WHAT YOU NEED TO DO
Output the data that follows exactly, line for line.

Extracts from a graphics dataset
** start **

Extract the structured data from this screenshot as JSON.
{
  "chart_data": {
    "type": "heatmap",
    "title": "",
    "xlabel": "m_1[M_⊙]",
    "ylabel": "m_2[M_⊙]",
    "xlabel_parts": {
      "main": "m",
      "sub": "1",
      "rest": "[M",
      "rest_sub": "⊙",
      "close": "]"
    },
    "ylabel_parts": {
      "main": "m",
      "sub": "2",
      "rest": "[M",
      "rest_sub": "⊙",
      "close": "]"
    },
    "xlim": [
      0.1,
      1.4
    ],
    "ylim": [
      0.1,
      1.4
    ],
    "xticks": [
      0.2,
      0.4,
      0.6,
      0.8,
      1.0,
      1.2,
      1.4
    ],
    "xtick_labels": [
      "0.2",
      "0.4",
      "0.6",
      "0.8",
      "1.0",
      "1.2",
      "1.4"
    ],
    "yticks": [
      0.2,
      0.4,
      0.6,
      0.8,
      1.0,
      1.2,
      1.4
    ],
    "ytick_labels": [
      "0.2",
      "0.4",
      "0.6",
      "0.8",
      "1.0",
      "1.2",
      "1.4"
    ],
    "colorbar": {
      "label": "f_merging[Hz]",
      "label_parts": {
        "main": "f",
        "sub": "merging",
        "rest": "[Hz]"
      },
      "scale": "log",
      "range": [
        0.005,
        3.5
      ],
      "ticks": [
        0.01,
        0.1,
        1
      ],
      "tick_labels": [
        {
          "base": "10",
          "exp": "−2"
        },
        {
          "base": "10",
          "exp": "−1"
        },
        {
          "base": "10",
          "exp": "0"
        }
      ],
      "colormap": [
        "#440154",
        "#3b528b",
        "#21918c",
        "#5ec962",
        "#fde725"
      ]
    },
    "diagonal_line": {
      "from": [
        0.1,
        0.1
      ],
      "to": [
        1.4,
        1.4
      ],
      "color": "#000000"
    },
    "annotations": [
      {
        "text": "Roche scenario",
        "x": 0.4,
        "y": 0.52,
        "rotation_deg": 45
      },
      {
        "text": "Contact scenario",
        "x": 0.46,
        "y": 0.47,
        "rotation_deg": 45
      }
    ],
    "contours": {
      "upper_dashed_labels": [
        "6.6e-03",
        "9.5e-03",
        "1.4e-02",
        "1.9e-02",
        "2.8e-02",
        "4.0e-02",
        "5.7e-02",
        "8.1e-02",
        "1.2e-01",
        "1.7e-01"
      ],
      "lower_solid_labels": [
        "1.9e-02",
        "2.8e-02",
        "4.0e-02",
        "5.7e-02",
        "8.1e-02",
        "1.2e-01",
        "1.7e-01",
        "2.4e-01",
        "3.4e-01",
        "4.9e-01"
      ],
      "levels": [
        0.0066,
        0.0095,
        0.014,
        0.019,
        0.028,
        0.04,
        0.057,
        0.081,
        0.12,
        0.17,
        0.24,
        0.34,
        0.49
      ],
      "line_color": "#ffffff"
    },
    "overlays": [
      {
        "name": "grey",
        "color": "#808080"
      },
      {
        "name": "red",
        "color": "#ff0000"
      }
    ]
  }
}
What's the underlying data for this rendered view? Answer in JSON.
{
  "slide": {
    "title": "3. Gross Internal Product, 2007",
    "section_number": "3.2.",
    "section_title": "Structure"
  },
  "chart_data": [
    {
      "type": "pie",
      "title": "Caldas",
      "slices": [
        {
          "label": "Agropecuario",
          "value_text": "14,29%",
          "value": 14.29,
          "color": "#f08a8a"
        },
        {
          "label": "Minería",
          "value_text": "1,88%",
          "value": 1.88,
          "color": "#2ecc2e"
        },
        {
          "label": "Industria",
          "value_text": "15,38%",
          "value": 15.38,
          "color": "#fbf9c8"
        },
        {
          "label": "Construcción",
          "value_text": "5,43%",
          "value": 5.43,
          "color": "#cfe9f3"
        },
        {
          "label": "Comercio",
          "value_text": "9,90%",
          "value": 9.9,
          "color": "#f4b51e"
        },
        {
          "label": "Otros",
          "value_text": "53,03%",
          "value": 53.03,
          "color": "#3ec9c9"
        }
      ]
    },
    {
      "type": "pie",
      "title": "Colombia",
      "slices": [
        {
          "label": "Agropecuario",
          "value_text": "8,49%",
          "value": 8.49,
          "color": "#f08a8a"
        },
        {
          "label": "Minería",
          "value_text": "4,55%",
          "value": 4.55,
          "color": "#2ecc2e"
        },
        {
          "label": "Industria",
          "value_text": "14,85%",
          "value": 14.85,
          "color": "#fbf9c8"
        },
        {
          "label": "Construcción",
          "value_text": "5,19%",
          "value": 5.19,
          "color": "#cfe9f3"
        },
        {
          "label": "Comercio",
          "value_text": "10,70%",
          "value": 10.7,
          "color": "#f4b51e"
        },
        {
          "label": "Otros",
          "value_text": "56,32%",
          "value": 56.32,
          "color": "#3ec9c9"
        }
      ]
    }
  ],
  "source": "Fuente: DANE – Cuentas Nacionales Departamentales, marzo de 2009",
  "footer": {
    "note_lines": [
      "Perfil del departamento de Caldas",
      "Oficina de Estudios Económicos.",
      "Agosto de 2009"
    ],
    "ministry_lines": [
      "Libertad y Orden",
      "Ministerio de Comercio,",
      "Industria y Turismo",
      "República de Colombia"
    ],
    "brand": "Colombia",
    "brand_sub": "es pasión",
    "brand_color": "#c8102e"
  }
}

** end **

FINAL ANSWER
Extract the structured data from this screenshot as JSON.
{
  "chart_data": {
    "type": "heatmap",
    "title": "",
    "xlabel": "m_1[M_⊙]",
    "ylabel": "m_2[M_⊙]",
    "xlabel_parts": {
      "main": "m",
      "sub": "1",
      "rest": "[M",
      "rest_sub": "⊙",
      "close": "]"
    },
    "ylabel_parts": {
      "main": "m",
      "sub": "2",
      "rest": "[M",
      "rest_sub": "⊙",
      "close": "]"
    },
    "xlim": [
      0.1,
      1.4
    ],
    "ylim": [
      0.1,
      1.4
    ],
    "xticks": [
      0.2,
      0.4,
      0.6,
      0.8,
      1.0,
      1.2,
      1.4
    ],
    "xtick_labels": [
      "0.2",
      "0.4",
      "0.6",
      "0.8",
      "1.0",
      "1.2",
      "1.4"
    ],
    "yticks": [
      0.2,
      0.4,
      0.6,
      0.8,
      1.0,
      1.2,
      1.4
    ],
    "ytick_labels": [
      "0.2",
      "0.4",
      "0.6",
      "0.8",
      "1.0",
      "1.2",
      "1.4"
    ],
    "colorbar": {
      "label": "f_merging[Hz]",
      "label_parts": {
        "main": "f",
        "sub": "merging",
        "rest": "[Hz]"
      },
      "scale": "log",
      "range": [
        0.005,
        3.5
      ],
      "ticks": [
        0.01,
        0.1,
        1
      ],
      "tick_labels": [
        {
          "base": "10",
          "exp": "−2"
        },
        {
          "base": "10",
          "exp": "−1"
        },
        {
          "base": "10",
          "exp": "0"
        }
      ],
      "colormap": [
        "#440154",
        "#3b528b",
        "#21918c",
        "#5ec962",
        "#fde725"
      ]
    },
    "diagonal_line": {
      "from": [
        0.1,
        0.1
      ],
      "to": [
        1.4,
        1.4
      ],
      "color": "#000000"
    },
    "annotations": [
      {
        "text": "Roche scenario",
        "x": 0.4,
        "y": 0.52,
        "rotation_deg": 45
      },
      {
        "text": "Contact scenario",
        "x": 0.46,
        "y": 0.47,
        "rotation_deg": 45
      }
    ],
    "contours": {
      "upper_dashed_labels": [
        "6.6e-03",
        "9.5e-03",
        "1.4e-02",
        "1.9e-02",
        "2.8e-02",
        "4.0e-02",
        "5.7e-02",
        "8.1e-02",
        "1.2e-01",
        "1.7e-01"
      ],
      "lower_solid_labels": [
        "1.9e-02",
        "2.8e-02",
        "4.0e-02",
        "5.7e-02",
        "8.1e-02",
        "1.2e-01",
        "1.7e-01",
        "2.4e-01",
        "3.4e-01",
        "4.9e-01"
      ],
      "levels": [
        0.0066,
        0.0095,
        0.014,
        0.019,
        0.028,
        0.04,
        0.057,
        0.081,
        0.12,
        0.17,
        0.24,
        0.34,
        0.49
      ],
      "line_color": "#ffffff"
    },
    "overlays": [
      {
        "name": "grey",
        "color": "#808080"
      },
      {
        "name": "red",
        "color": "#ff0000"
      }
    ]
  }
}
What's the underlying data for this rendered view? Answer in JSON.
{
  "slide": {
    "title": "3. Gross Internal Product, 2007",
    "section_number": "3.2.",
    "section_title": "Structure"
  },
  "chart_data": [
    {
      "type": "pie",
      "title": "Caldas",
      "slices": [
        {
          "label": "Agropecuario",
          "value_text": "14,29%",
          "value": 14.29,
          "color": "#f08a8a"
        },
        {
          "label": "Minería",
          "value_text": "1,88%",
          "value": 1.88,
          "color": "#2ecc2e"
        },
        {
          "label": "Industria",
          "value_text": "15,38%",
          "value": 15.38,
          "color": "#fbf9c8"
        },
        {
          "label": "Construcción",
          "value_text": "5,43%",
          "value": 5.43,
          "color": "#cfe9f3"
        },
        {
          "label": "Comercio",
          "value_text": "9,90%",
          "value": 9.9,
          "color": "#f4b51e"
        },
        {
          "label": "Otros",
          "value_text": "53,03%",
          "value": 53.03,
          "color": "#3ec9c9"
        }
      ]
    },
    {
      "type": "pie",
      "title": "Colombia",
      "slices": [
        {
          "label": "Agropecuario",
          "value_text": "8,49%",
          "value": 8.49,
          "color": "#f08a8a"
        },
        {
          "label": "Minería",
          "value_text": "4,55%",
          "value": 4.55,
          "color": "#2ecc2e"
        },
        {
          "label": "Industria",
          "value_text": "14,85%",
          "value": 14.85,
          "color": "#fbf9c8"
        },
        {
          "label": "Construcción",
          "value_text": "5,19%",
          "value": 5.19,
          "color": "#cfe9f3"
        },
        {
          "label": "Comercio",
          "value_text": "10,70%",
          "value": 10.7,
          "color": "#f4b51e"
        },
        {
          "label": "Otros",
          "value_text": "56,32%",
          "value": 56.32,
          "color": "#3ec9c9"
        }
      ]
    }
  ],
  "source": "Fuente: DANE – Cuentas Nacionales Departamentales, marzo de 2009",
  "footer": {
    "note_lines": [
      "Perfil del departamento de Caldas",
      "Oficina de Estudios Económicos.",
      "Agosto de 2009"
    ],
    "ministry_lines": [
      "Libertad y Orden",
      "Ministerio de Comercio,",
      "Industria y Turismo",
      "República de Colombia"
    ],
    "brand": "Colombia",
    "brand_sub": "es pasión",
    "brand_color": "#c8102e"
  }
}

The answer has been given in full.